◆ WHAT YOU NEED TO DO
Give back exactly the lines from the "Output a JSON" line to the final line of the records, and only those, minus any pictures.
┄┄┄┄┄┄
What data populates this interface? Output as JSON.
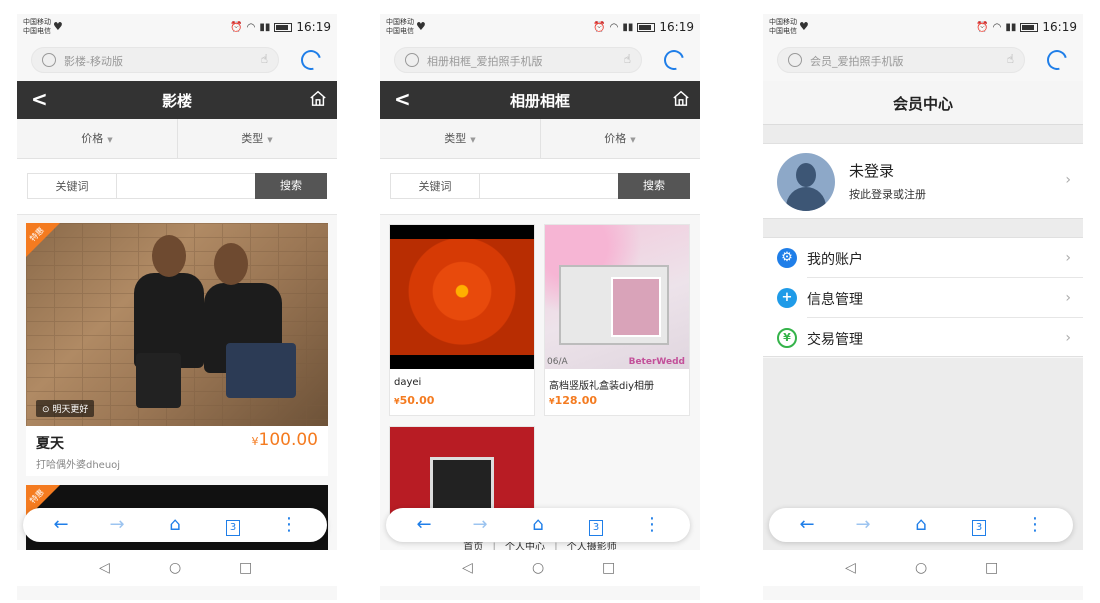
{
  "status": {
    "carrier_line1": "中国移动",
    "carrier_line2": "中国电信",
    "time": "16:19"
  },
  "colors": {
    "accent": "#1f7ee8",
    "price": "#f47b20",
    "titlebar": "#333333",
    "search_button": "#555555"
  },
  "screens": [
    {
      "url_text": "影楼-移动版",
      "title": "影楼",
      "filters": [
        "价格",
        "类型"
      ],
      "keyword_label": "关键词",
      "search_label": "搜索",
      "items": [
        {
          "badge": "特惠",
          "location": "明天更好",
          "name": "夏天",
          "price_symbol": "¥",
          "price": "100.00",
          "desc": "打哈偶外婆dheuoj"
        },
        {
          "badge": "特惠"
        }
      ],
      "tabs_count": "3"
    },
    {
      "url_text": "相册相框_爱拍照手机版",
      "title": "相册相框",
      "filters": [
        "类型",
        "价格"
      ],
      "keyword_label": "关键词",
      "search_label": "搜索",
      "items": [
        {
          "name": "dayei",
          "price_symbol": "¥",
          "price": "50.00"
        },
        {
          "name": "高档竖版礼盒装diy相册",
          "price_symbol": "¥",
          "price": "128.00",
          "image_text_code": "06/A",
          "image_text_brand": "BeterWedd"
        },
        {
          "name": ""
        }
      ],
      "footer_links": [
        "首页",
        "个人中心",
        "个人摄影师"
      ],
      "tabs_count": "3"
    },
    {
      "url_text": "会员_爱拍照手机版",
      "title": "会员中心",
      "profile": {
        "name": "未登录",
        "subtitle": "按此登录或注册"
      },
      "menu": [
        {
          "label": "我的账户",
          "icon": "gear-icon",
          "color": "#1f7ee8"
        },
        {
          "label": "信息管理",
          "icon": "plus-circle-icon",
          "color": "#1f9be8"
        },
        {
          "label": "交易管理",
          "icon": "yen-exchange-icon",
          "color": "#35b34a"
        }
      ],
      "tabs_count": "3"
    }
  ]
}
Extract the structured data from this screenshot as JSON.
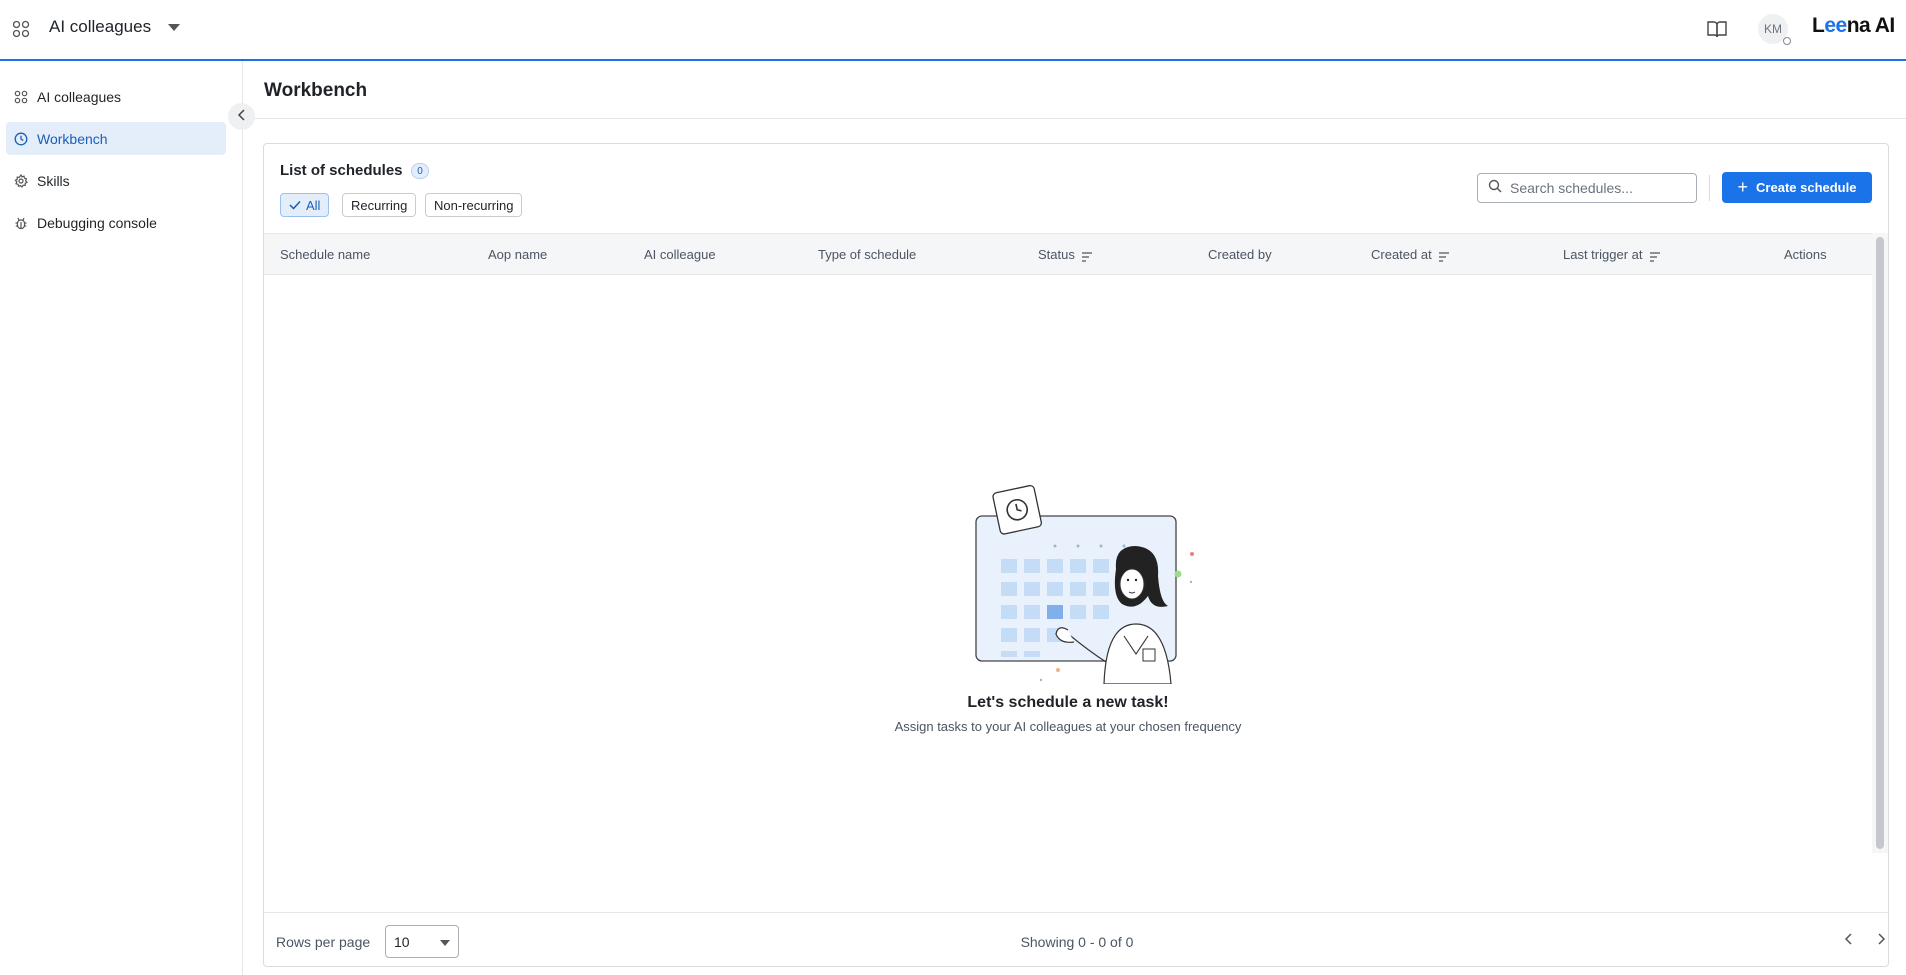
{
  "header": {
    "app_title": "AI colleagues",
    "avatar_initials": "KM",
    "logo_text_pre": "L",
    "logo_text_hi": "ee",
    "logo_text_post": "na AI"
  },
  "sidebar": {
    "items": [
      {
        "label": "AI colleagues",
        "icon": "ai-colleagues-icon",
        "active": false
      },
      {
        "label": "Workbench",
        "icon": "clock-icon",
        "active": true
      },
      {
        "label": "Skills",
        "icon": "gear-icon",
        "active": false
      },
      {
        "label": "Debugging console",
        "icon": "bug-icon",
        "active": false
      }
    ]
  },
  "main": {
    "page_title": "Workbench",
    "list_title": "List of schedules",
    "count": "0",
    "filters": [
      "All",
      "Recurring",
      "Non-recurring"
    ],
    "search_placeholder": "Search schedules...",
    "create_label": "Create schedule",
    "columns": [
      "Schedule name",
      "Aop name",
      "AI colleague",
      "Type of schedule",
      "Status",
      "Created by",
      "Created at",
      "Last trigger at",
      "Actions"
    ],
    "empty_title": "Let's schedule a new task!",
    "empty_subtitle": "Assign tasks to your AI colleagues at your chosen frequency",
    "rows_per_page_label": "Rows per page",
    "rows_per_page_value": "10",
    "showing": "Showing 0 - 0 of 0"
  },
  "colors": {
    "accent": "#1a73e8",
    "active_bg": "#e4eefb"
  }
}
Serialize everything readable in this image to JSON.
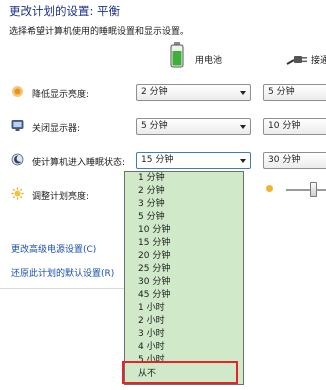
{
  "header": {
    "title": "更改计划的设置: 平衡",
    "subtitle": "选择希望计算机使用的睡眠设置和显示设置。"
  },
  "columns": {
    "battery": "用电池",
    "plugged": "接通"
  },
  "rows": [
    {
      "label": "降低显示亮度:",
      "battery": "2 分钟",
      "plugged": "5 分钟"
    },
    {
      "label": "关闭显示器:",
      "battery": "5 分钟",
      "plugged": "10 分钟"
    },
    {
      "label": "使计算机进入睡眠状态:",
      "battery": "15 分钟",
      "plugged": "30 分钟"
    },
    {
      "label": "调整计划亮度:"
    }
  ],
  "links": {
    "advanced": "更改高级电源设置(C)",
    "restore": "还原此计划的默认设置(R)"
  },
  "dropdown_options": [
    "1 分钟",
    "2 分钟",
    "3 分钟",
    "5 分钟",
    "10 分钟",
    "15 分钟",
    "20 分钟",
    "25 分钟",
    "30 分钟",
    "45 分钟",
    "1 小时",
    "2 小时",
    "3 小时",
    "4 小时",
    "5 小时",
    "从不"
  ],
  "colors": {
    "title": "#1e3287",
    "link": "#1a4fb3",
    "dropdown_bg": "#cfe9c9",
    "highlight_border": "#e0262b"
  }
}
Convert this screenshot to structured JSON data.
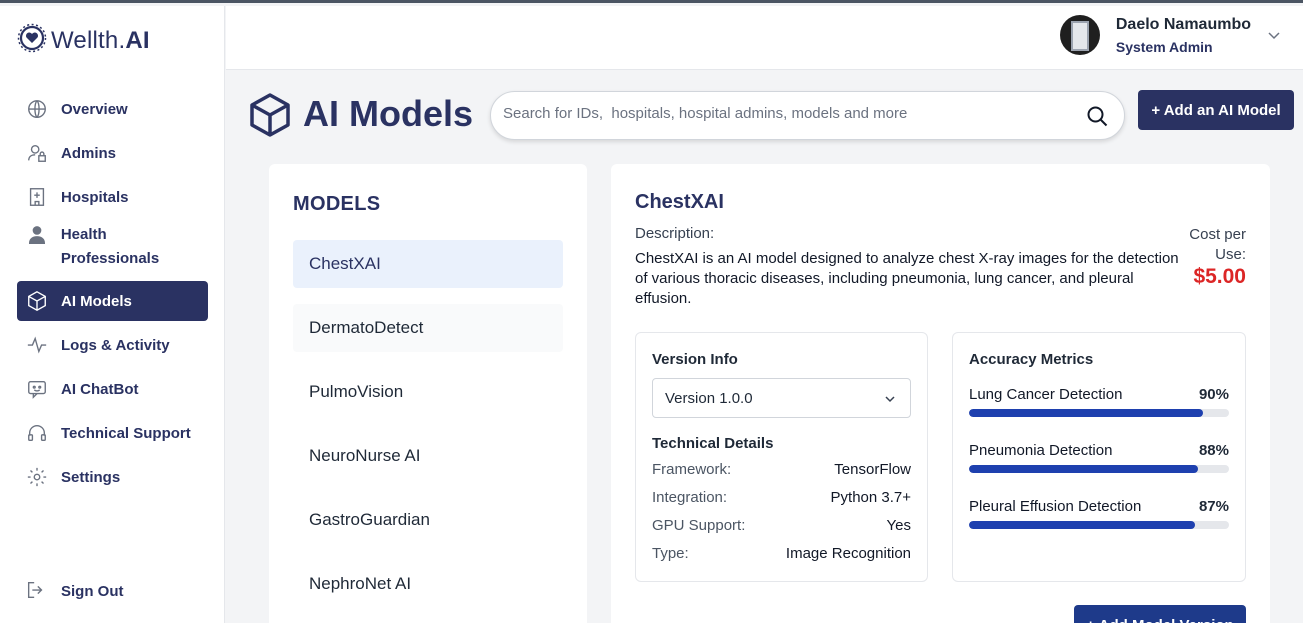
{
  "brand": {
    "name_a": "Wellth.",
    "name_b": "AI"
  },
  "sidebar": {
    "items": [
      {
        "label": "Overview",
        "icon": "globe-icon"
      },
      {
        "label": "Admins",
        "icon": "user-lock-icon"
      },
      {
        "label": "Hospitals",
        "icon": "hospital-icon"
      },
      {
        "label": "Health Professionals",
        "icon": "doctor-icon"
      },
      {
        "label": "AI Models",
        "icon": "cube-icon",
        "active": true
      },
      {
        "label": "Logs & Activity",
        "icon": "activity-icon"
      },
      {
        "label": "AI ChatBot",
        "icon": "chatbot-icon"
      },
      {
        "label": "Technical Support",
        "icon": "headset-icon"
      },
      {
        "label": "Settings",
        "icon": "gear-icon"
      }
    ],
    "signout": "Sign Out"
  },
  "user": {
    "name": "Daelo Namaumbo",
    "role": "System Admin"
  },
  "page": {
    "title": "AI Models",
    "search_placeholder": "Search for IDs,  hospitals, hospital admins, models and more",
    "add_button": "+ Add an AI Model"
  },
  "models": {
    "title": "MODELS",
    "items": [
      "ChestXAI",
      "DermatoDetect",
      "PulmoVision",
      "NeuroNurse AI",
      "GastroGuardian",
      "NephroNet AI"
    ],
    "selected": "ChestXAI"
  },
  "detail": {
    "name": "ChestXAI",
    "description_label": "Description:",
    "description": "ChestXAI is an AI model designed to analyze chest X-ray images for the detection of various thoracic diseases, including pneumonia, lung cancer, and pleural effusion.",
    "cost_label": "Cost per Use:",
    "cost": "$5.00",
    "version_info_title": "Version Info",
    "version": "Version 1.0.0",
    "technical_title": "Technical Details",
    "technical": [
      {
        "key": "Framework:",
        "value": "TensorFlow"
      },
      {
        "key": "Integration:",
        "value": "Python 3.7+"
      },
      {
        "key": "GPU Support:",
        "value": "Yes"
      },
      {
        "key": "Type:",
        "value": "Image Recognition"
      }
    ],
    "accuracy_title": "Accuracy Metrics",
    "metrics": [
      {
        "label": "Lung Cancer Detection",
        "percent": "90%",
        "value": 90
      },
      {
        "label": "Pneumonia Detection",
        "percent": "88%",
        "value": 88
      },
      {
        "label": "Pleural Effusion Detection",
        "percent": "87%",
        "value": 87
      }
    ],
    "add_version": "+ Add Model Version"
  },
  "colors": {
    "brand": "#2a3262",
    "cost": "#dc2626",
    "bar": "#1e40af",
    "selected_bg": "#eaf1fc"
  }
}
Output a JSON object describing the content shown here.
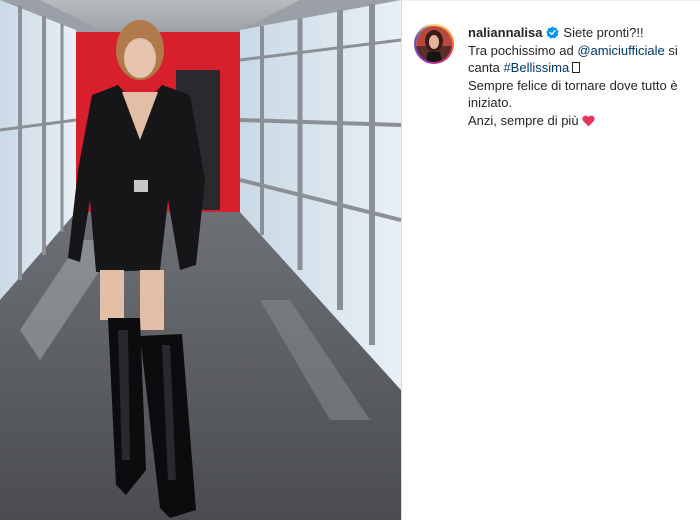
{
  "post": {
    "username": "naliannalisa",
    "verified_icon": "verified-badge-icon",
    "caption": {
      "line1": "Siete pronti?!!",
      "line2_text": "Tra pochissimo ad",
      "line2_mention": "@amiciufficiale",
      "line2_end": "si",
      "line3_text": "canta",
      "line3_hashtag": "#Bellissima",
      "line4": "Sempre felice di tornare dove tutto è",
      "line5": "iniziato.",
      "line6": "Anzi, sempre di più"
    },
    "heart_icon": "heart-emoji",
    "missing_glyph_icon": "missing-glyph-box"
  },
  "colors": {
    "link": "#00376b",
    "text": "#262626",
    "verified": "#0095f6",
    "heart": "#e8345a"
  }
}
┄┄┄┄┄┄
◆ WRITTEN ANSWER
Output a JSON object describing the content shown here.
{
  "post": {
    "username": "naliannalisa",
    "verified_icon": "verified-badge-icon",
    "caption": {
      "line1": "Siete pronti?!!",
      "line2_text": "Tra pochissimo ad",
      "line2_mention": "@amiciufficiale",
      "line2_end": "si",
      "line3_text": "canta",
      "line3_hashtag": "#Bellissima",
      "line4": "Sempre felice di tornare dove tutto è",
      "line5": "iniziato.",
      "line6": "Anzi, sempre di più"
    },
    "heart_icon": "heart-emoji",
    "missing_glyph_icon": "missing-glyph-box"
  },
  "colors": {
    "link": "#00376b",
    "text": "#262626",
    "verified": "#0095f6",
    "heart": "#e8345a"
  }
}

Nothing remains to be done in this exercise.